> _YOUR OBJECTIVE_
Copy the data precisely, character for character, and leave out every picture.

> _DATA SECTION_
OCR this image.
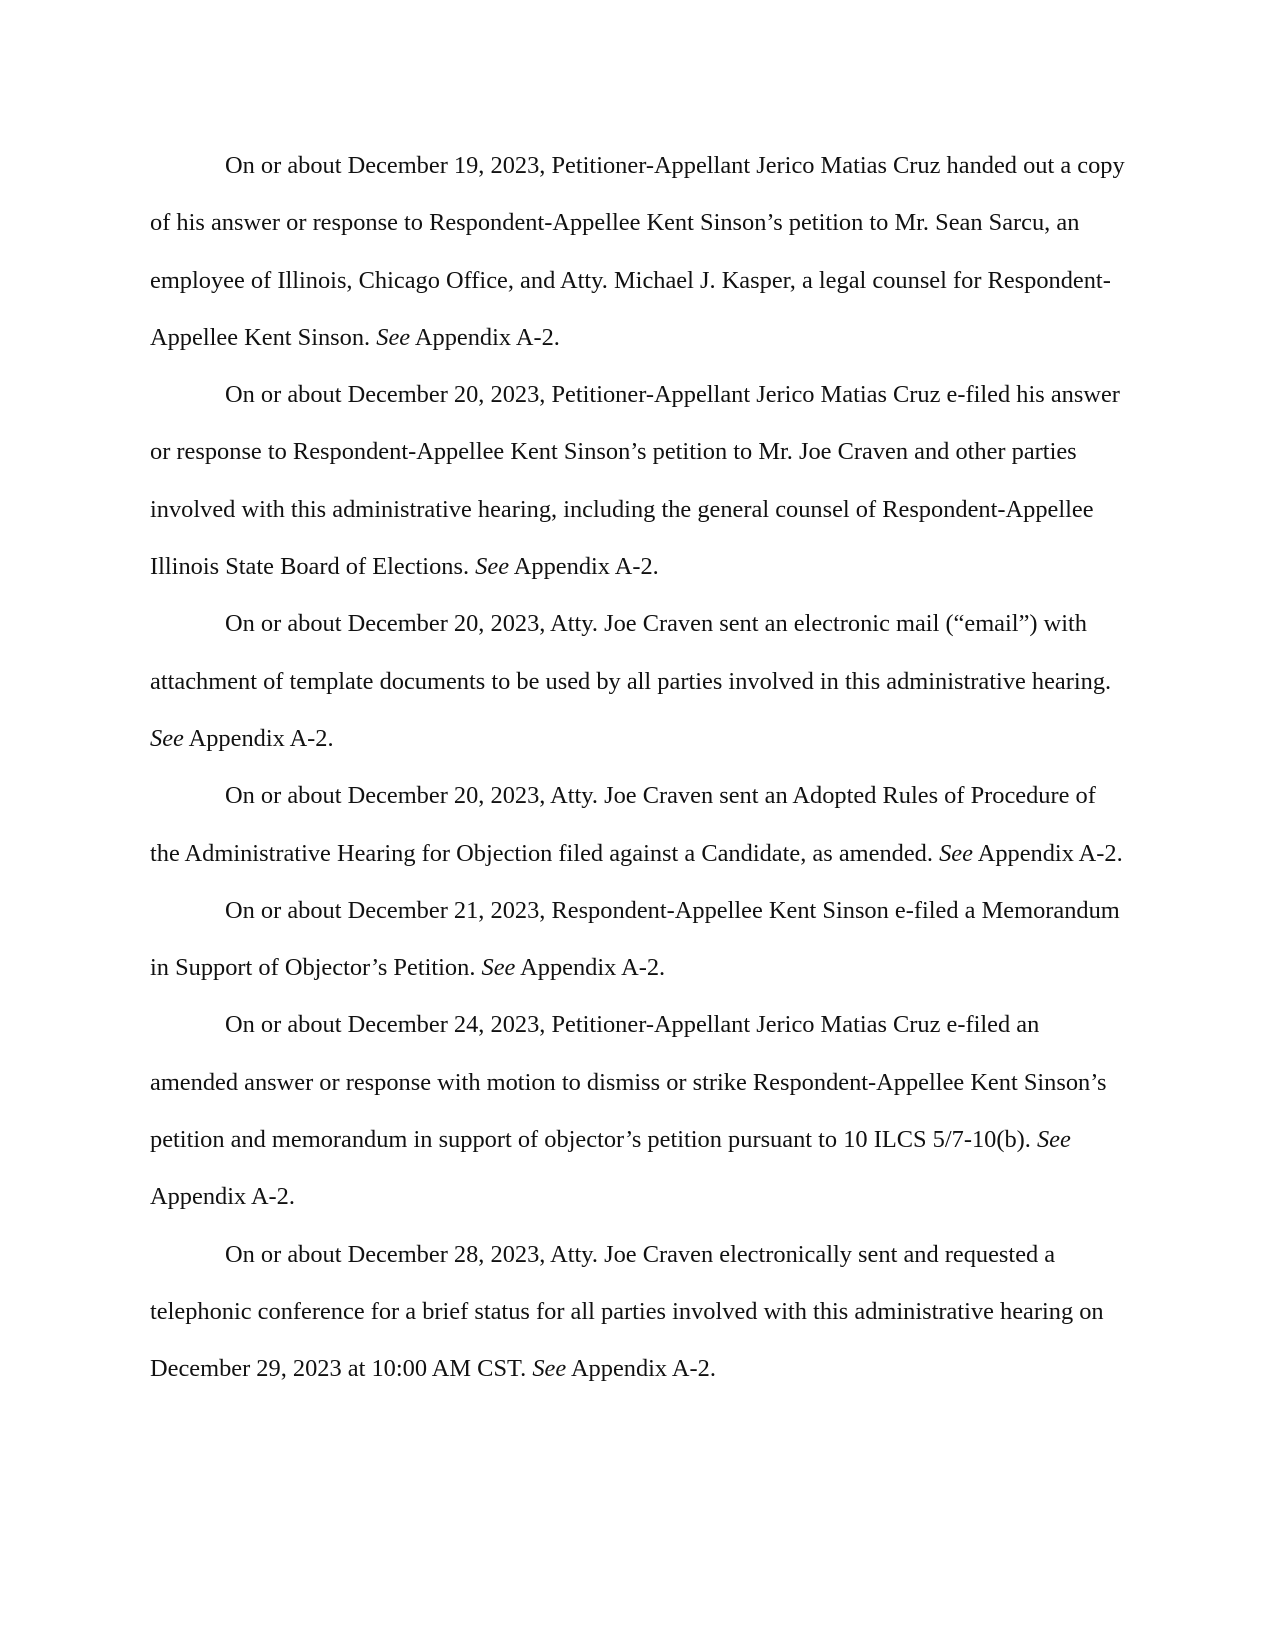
On or about December 19, 2023, Petitioner-Appellant Jerico Matias Cruz handed out a copy of his answer or response to Respondent-Appellee Kent Sinson’s petition to Mr. Sean Sarcu, an employee of Illinois, Chicago Office, and Atty. Michael J. Kasper, a legal counsel for Respondent-Appellee Kent Sinson. See Appendix A-2.

On or about December 20, 2023, Petitioner-Appellant Jerico Matias Cruz e-filed his answer or response to Respondent-Appellee Kent Sinson’s petition to Mr. Joe Craven and other parties involved with this administrative hearing, including the general counsel of Respondent-Appellee Illinois State Board of Elections. See Appendix A-2.

On or about December 20, 2023, Atty. Joe Craven sent an electronic mail (“email”) with attachment of template documents to be used by all parties involved in this administrative hearing. See Appendix A-2.

On or about December 20, 2023, Atty. Joe Craven sent an Adopted Rules of Procedure of the Administrative Hearing for Objection filed against a Candidate, as amended. See Appendix A-2.

On or about December 21, 2023, Respondent-Appellee Kent Sinson e-filed a Memorandum in Support of Objector’s Petition. See Appendix A-2.

On or about December 24, 2023, Petitioner-Appellant Jerico Matias Cruz e-filed an amended answer or response with motion to dismiss or strike Respondent-Appellee Kent Sinson’s petition and memorandum in support of objector’s petition pursuant to 10 ILCS 5/7-10(b). See Appendix A-2.

On or about December 28, 2023, Atty. Joe Craven electronically sent and requested a telephonic conference for a brief status for all parties involved with this administrative hearing on December 29, 2023 at 10:00 AM CST. See Appendix A-2.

> _RESPONSE TO THE EXERCISE_
OCR this image.
On or about December 19, 2023, Petitioner-Appellant Jerico Matias Cruz handed out a copy of his answer or response to Respondent-Appellee Kent Sinson’s petition to Mr. Sean Sarcu, an employee of Illinois, Chicago Office, and Atty. Michael J. Kasper, a legal counsel for Respondent-Appellee Kent Sinson. See Appendix A-2.

On or about December 20, 2023, Petitioner-Appellant Jerico Matias Cruz e-filed his answer or response to Respondent-Appellee Kent Sinson’s petition to Mr. Joe Craven and other parties involved with this administrative hearing, including the general counsel of Respondent-Appellee Illinois State Board of Elections. See Appendix A-2.

On or about December 20, 2023, Atty. Joe Craven sent an electronic mail (“email”) with attachment of template documents to be used by all parties involved in this administrative hearing. See Appendix A-2.

On or about December 20, 2023, Atty. Joe Craven sent an Adopted Rules of Procedure of the Administrative Hearing for Objection filed against a Candidate, as amended. See Appendix A-2.

On or about December 21, 2023, Respondent-Appellee Kent Sinson e-filed a Memorandum in Support of Objector’s Petition. See Appendix A-2.

On or about December 24, 2023, Petitioner-Appellant Jerico Matias Cruz e-filed an amended answer or response with motion to dismiss or strike Respondent-Appellee Kent Sinson’s petition and memorandum in support of objector’s petition pursuant to 10 ILCS 5/7-10(b). See Appendix A-2.

On or about December 28, 2023, Atty. Joe Craven electronically sent and requested a telephonic conference for a brief status for all parties involved with this administrative hearing on December 29, 2023 at 10:00 AM CST. See Appendix A-2.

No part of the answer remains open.